Exercise prompt -
Write out the data below in full, unchanged, minus the images.
◆ ◆ ◆
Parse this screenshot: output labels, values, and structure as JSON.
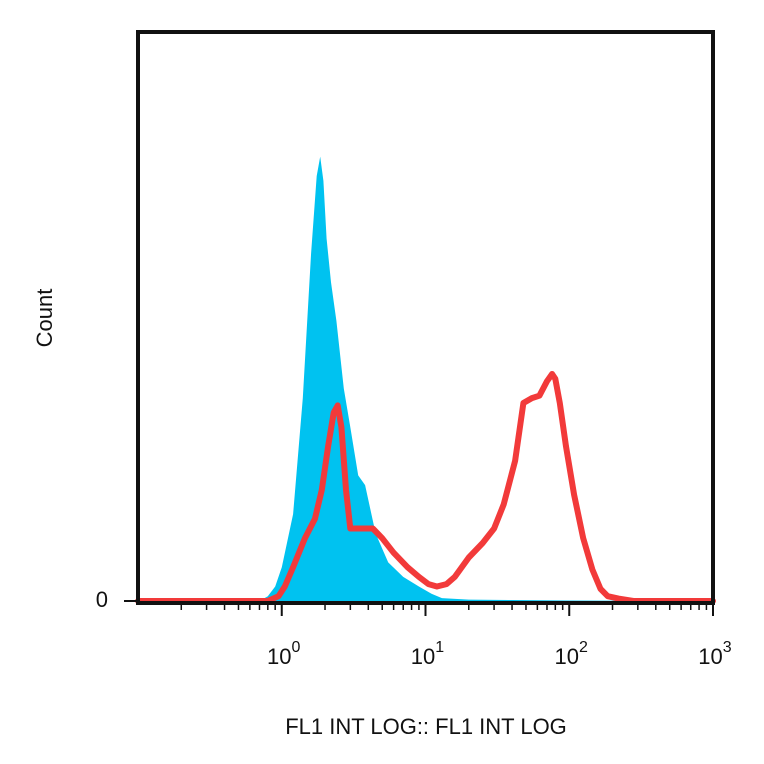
{
  "chart_data": {
    "type": "area",
    "title": "",
    "xlabel": "FL1 INT LOG:: FL1 INT LOG",
    "ylabel": "Count",
    "x_scale": "log",
    "xlim": [
      0.1,
      1000
    ],
    "ylim": [
      0,
      100
    ],
    "x_ticks": [
      {
        "value": 1,
        "base": "10",
        "exp": "0"
      },
      {
        "value": 10,
        "base": "10",
        "exp": "1"
      },
      {
        "value": 100,
        "base": "10",
        "exp": "2"
      },
      {
        "value": 1000,
        "base": "10",
        "exp": "3"
      }
    ],
    "y_ticks": [
      {
        "value": 0,
        "label": "0"
      }
    ],
    "grid": false,
    "series": [
      {
        "color": "#00c2f0",
        "style": "filled",
        "x": [
          0.1,
          0.7,
          0.8,
          0.9,
          1.0,
          1.2,
          1.4,
          1.6,
          1.75,
          1.85,
          1.95,
          2.05,
          2.2,
          2.4,
          2.7,
          3.0,
          3.4,
          3.8,
          4.5,
          5.5,
          7.0,
          9.0,
          11.0,
          13.0,
          20.0,
          40.0,
          100.0,
          1000.0
        ],
        "y": [
          0,
          0,
          1,
          3,
          7,
          18,
          42,
          72,
          88,
          92,
          87,
          75,
          66,
          58,
          44,
          36,
          26,
          24,
          14,
          8,
          5,
          3,
          1.5,
          0.6,
          0.3,
          0.2,
          0.1,
          0
        ]
      },
      {
        "color": "#f23a3a",
        "style": "line",
        "x": [
          0.1,
          0.8,
          0.95,
          1.05,
          1.2,
          1.45,
          1.7,
          1.9,
          2.1,
          2.3,
          2.45,
          2.6,
          2.8,
          3.0,
          3.5,
          4.3,
          5.0,
          6.0,
          7.5,
          9.0,
          10.5,
          12.0,
          14.0,
          16.0,
          20.0,
          25.0,
          30.0,
          35.0,
          42.0,
          48.0,
          55.0,
          62.0,
          70.0,
          76.0,
          80.0,
          86.0,
          95.0,
          108.0,
          125.0,
          145.0,
          165.0,
          185.0,
          220.0,
          280.0,
          1000.0
        ],
        "y": [
          0,
          0,
          1,
          3,
          7,
          13,
          17,
          23,
          32,
          39,
          40.5,
          36,
          23,
          15,
          15,
          15,
          13,
          10,
          7,
          5,
          3.5,
          3,
          3.5,
          5,
          9,
          12,
          15,
          20,
          29,
          41,
          42,
          42.5,
          45.5,
          47,
          46,
          41,
          32,
          22,
          13,
          6.5,
          2.5,
          1,
          0.5,
          0,
          0
        ]
      }
    ]
  }
}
◆ ◆ ◆
Solution for this exercise -
Parse this screenshot: output labels, values, and structure as JSON.
{
  "chart_data": {
    "type": "area",
    "title": "",
    "xlabel": "FL1 INT LOG:: FL1 INT LOG",
    "ylabel": "Count",
    "x_scale": "log",
    "xlim": [
      0.1,
      1000
    ],
    "ylim": [
      0,
      100
    ],
    "x_ticks": [
      {
        "value": 1,
        "base": "10",
        "exp": "0"
      },
      {
        "value": 10,
        "base": "10",
        "exp": "1"
      },
      {
        "value": 100,
        "base": "10",
        "exp": "2"
      },
      {
        "value": 1000,
        "base": "10",
        "exp": "3"
      }
    ],
    "y_ticks": [
      {
        "value": 0,
        "label": "0"
      }
    ],
    "grid": false,
    "series": [
      {
        "color": "#00c2f0",
        "style": "filled",
        "x": [
          0.1,
          0.7,
          0.8,
          0.9,
          1.0,
          1.2,
          1.4,
          1.6,
          1.75,
          1.85,
          1.95,
          2.05,
          2.2,
          2.4,
          2.7,
          3.0,
          3.4,
          3.8,
          4.5,
          5.5,
          7.0,
          9.0,
          11.0,
          13.0,
          20.0,
          40.0,
          100.0,
          1000.0
        ],
        "y": [
          0,
          0,
          1,
          3,
          7,
          18,
          42,
          72,
          88,
          92,
          87,
          75,
          66,
          58,
          44,
          36,
          26,
          24,
          14,
          8,
          5,
          3,
          1.5,
          0.6,
          0.3,
          0.2,
          0.1,
          0
        ]
      },
      {
        "color": "#f23a3a",
        "style": "line",
        "x": [
          0.1,
          0.8,
          0.95,
          1.05,
          1.2,
          1.45,
          1.7,
          1.9,
          2.1,
          2.3,
          2.45,
          2.6,
          2.8,
          3.0,
          3.5,
          4.3,
          5.0,
          6.0,
          7.5,
          9.0,
          10.5,
          12.0,
          14.0,
          16.0,
          20.0,
          25.0,
          30.0,
          35.0,
          42.0,
          48.0,
          55.0,
          62.0,
          70.0,
          76.0,
          80.0,
          86.0,
          95.0,
          108.0,
          125.0,
          145.0,
          165.0,
          185.0,
          220.0,
          280.0,
          1000.0
        ],
        "y": [
          0,
          0,
          1,
          3,
          7,
          13,
          17,
          23,
          32,
          39,
          40.5,
          36,
          23,
          15,
          15,
          15,
          13,
          10,
          7,
          5,
          3.5,
          3,
          3.5,
          5,
          9,
          12,
          15,
          20,
          29,
          41,
          42,
          42.5,
          45.5,
          47,
          46,
          41,
          32,
          22,
          13,
          6.5,
          2.5,
          1,
          0.5,
          0,
          0
        ]
      }
    ]
  }
}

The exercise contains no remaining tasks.